## Problem to work on
Repeat, exactly and completely, the entries shown underneath.

Records excerpted from a collection
- - -

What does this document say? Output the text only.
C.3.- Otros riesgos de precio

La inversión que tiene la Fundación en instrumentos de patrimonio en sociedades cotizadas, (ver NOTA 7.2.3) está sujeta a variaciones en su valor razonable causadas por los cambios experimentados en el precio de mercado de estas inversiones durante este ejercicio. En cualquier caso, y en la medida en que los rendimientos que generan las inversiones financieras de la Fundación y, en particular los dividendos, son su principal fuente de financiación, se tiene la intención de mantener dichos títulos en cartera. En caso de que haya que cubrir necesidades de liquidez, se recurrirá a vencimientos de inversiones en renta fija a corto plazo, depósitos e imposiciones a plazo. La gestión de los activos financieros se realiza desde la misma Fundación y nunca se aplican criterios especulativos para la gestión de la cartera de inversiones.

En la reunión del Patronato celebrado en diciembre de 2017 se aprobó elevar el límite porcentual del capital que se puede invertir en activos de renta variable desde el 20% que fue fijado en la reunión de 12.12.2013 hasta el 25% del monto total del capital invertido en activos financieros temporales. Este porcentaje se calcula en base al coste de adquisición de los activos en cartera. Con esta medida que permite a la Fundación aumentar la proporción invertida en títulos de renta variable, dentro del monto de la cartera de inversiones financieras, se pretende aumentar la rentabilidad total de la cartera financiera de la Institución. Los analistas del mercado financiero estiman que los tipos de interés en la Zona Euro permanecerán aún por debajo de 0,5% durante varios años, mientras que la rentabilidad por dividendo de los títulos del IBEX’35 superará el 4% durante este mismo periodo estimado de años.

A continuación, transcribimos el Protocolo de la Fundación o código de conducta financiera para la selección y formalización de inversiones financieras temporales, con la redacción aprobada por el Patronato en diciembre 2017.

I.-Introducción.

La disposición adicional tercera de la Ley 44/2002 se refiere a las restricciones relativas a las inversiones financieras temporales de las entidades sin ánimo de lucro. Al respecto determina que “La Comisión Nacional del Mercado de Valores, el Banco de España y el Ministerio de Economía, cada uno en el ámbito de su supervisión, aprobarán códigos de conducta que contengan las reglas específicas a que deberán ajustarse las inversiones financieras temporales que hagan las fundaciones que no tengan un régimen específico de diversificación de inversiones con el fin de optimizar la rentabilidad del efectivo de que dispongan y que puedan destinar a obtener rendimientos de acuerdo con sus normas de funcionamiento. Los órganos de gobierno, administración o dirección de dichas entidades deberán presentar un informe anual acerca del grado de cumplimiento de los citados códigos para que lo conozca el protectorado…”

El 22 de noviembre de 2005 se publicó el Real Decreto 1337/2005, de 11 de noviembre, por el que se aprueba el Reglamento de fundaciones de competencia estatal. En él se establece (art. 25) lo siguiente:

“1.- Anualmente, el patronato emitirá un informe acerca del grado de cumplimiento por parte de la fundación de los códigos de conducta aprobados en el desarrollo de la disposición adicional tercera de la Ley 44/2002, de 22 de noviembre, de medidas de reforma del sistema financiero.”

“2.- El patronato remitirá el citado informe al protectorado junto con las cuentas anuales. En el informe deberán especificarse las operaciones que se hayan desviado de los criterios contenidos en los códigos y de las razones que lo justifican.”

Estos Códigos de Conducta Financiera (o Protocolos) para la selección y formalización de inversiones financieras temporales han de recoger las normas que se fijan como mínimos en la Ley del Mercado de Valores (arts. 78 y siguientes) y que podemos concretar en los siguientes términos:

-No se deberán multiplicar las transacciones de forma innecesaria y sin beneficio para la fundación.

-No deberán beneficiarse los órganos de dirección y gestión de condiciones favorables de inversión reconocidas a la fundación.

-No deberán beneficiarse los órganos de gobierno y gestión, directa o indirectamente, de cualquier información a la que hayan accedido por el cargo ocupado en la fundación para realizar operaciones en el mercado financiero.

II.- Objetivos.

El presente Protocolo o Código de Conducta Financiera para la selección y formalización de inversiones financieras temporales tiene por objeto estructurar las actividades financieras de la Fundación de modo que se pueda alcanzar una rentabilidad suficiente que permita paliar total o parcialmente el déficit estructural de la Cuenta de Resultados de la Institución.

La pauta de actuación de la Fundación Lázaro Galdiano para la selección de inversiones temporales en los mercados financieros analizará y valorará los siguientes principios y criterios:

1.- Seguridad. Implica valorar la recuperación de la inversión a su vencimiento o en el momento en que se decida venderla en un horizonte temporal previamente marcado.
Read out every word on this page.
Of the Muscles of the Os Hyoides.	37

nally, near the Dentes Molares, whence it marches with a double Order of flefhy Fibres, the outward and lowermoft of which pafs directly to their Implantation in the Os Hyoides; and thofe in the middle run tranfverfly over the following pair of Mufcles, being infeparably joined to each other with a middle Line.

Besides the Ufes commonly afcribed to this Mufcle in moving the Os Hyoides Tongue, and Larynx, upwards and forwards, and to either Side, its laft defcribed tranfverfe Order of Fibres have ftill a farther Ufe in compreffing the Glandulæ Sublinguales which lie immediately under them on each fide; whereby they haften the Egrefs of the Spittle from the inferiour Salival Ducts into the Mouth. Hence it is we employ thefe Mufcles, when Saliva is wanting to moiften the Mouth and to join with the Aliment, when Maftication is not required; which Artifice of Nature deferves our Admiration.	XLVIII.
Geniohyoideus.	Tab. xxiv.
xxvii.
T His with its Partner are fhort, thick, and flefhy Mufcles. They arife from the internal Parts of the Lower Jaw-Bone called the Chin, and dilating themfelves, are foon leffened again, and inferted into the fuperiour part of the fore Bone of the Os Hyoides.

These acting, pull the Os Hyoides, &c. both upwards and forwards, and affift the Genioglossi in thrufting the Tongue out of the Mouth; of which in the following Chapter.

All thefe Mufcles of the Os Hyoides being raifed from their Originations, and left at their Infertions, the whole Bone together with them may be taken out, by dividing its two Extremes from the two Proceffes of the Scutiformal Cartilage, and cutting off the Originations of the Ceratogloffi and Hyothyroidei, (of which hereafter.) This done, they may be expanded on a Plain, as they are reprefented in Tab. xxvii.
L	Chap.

- - -

## Task output
What does this document say? Output the text only.
C.3.- Otros riesgos de precio

La inversión que tiene la Fundación en instrumentos de patrimonio en sociedades cotizadas, (ver NOTA 7.2.3) está sujeta a variaciones en su valor razonable causadas por los cambios experimentados en el precio de mercado de estas inversiones durante este ejercicio. En cualquier caso, y en la medida en que los rendimientos que generan las inversiones financieras de la Fundación y, en particular los dividendos, son su principal fuente de financiación, se tiene la intención de mantener dichos títulos en cartera. En caso de que haya que cubrir necesidades de liquidez, se recurrirá a vencimientos de inversiones en renta fija a corto plazo, depósitos e imposiciones a plazo. La gestión de los activos financieros se realiza desde la misma Fundación y nunca se aplican criterios especulativos para la gestión de la cartera de inversiones.

En la reunión del Patronato celebrado en diciembre de 2017 se aprobó elevar el límite porcentual del capital que se puede invertir en activos de renta variable desde el 20% que fue fijado en la reunión de 12.12.2013 hasta el 25% del monto total del capital invertido en activos financieros temporales. Este porcentaje se calcula en base al coste de adquisición de los activos en cartera. Con esta medida que permite a la Fundación aumentar la proporción invertida en títulos de renta variable, dentro del monto de la cartera de inversiones financieras, se pretende aumentar la rentabilidad total de la cartera financiera de la Institución. Los analistas del mercado financiero estiman que los tipos de interés en la Zona Euro permanecerán aún por debajo de 0,5% durante varios años, mientras que la rentabilidad por dividendo de los títulos del IBEX’35 superará el 4% durante este mismo periodo estimado de años.

A continuación, transcribimos el Protocolo de la Fundación o código de conducta financiera para la selección y formalización de inversiones financieras temporales, con la redacción aprobada por el Patronato en diciembre 2017.

I.-Introducción.

La disposición adicional tercera de la Ley 44/2002 se refiere a las restricciones relativas a las inversiones financieras temporales de las entidades sin ánimo de lucro. Al respecto determina que “La Comisión Nacional del Mercado de Valores, el Banco de España y el Ministerio de Economía, cada uno en el ámbito de su supervisión, aprobarán códigos de conducta que contengan las reglas específicas a que deberán ajustarse las inversiones financieras temporales que hagan las fundaciones que no tengan un régimen específico de diversificación de inversiones con el fin de optimizar la rentabilidad del efectivo de que dispongan y que puedan destinar a obtener rendimientos de acuerdo con sus normas de funcionamiento. Los órganos de gobierno, administración o dirección de dichas entidades deberán presentar un informe anual acerca del grado de cumplimiento de los citados códigos para que lo conozca el protectorado…”

El 22 de noviembre de 2005 se publicó el Real Decreto 1337/2005, de 11 de noviembre, por el que se aprueba el Reglamento de fundaciones de competencia estatal. En él se establece (art. 25) lo siguiente:

“1.- Anualmente, el patronato emitirá un informe acerca del grado de cumplimiento por parte de la fundación de los códigos de conducta aprobados en el desarrollo de la disposición adicional tercera de la Ley 44/2002, de 22 de noviembre, de medidas de reforma del sistema financiero.”

“2.- El patronato remitirá el citado informe al protectorado junto con las cuentas anuales. En el informe deberán especificarse las operaciones que se hayan desviado de los criterios contenidos en los códigos y de las razones que lo justifican.”

Estos Códigos de Conducta Financiera (o Protocolos) para la selección y formalización de inversiones financieras temporales han de recoger las normas que se fijan como mínimos en la Ley del Mercado de Valores (arts. 78 y siguientes) y que podemos concretar en los siguientes términos:

-No se deberán multiplicar las transacciones de forma innecesaria y sin beneficio para la fundación.

-No deberán beneficiarse los órganos de dirección y gestión de condiciones favorables de inversión reconocidas a la fundación.

-No deberán beneficiarse los órganos de gobierno y gestión, directa o indirectamente, de cualquier información a la que hayan accedido por el cargo ocupado en la fundación para realizar operaciones en el mercado financiero.

II.- Objetivos.

El presente Protocolo o Código de Conducta Financiera para la selección y formalización de inversiones financieras temporales tiene por objeto estructurar las actividades financieras de la Fundación de modo que se pueda alcanzar una rentabilidad suficiente que permita paliar total o parcialmente el déficit estructural de la Cuenta de Resultados de la Institución.

La pauta de actuación de la Fundación Lázaro Galdiano para la selección de inversiones temporales en los mercados financieros analizará y valorará los siguientes principios y criterios:

1.- Seguridad. Implica valorar la recuperación de la inversión a su vencimiento o en el momento en que se decida venderla en un horizonte temporal previamente marcado.
Read out every word on this page.
Of the Muscles of the Os Hyoides.	37

nally, near the Dentes Molares, whence it marches with a double Order of flefhy Fibres, the outward and lowermoft of which pafs directly to their Implantation in the Os Hyoides; and thofe in the middle run tranfverfly over the following pair of Mufcles, being infeparably joined to each other with a middle Line.

Besides the Ufes commonly afcribed to this Mufcle in moving the Os Hyoides Tongue, and Larynx, upwards and forwards, and to either Side, its laft defcribed tranfverfe Order of Fibres have ftill a farther Ufe in compreffing the Glandulæ Sublinguales which lie immediately under them on each fide; whereby they haften the Egrefs of the Spittle from the inferiour Salival Ducts into the Mouth. Hence it is we employ thefe Mufcles, when Saliva is wanting to moiften the Mouth and to join with the Aliment, when Maftication is not required; which Artifice of Nature deferves our Admiration.	XLVIII.
Geniohyoideus.	Tab. xxiv.
xxvii.
T His with its Partner are fhort, thick, and flefhy Mufcles. They arife from the internal Parts of the Lower Jaw-Bone called the Chin, and dilating themfelves, are foon leffened again, and inferted into the fuperiour part of the fore Bone of the Os Hyoides.

These acting, pull the Os Hyoides, &c. both upwards and forwards, and affift the Genioglossi in thrufting the Tongue out of the Mouth; of which in the following Chapter.

All thefe Mufcles of the Os Hyoides being raifed from their Originations, and left at their Infertions, the whole Bone together with them may be taken out, by dividing its two Extremes from the two Proceffes of the Scutiformal Cartilage, and cutting off the Originations of the Ceratogloffi and Hyothyroidei, (of which hereafter.) This done, they may be expanded on a Plain, as they are reprefented in Tab. xxvii.
L	Chap.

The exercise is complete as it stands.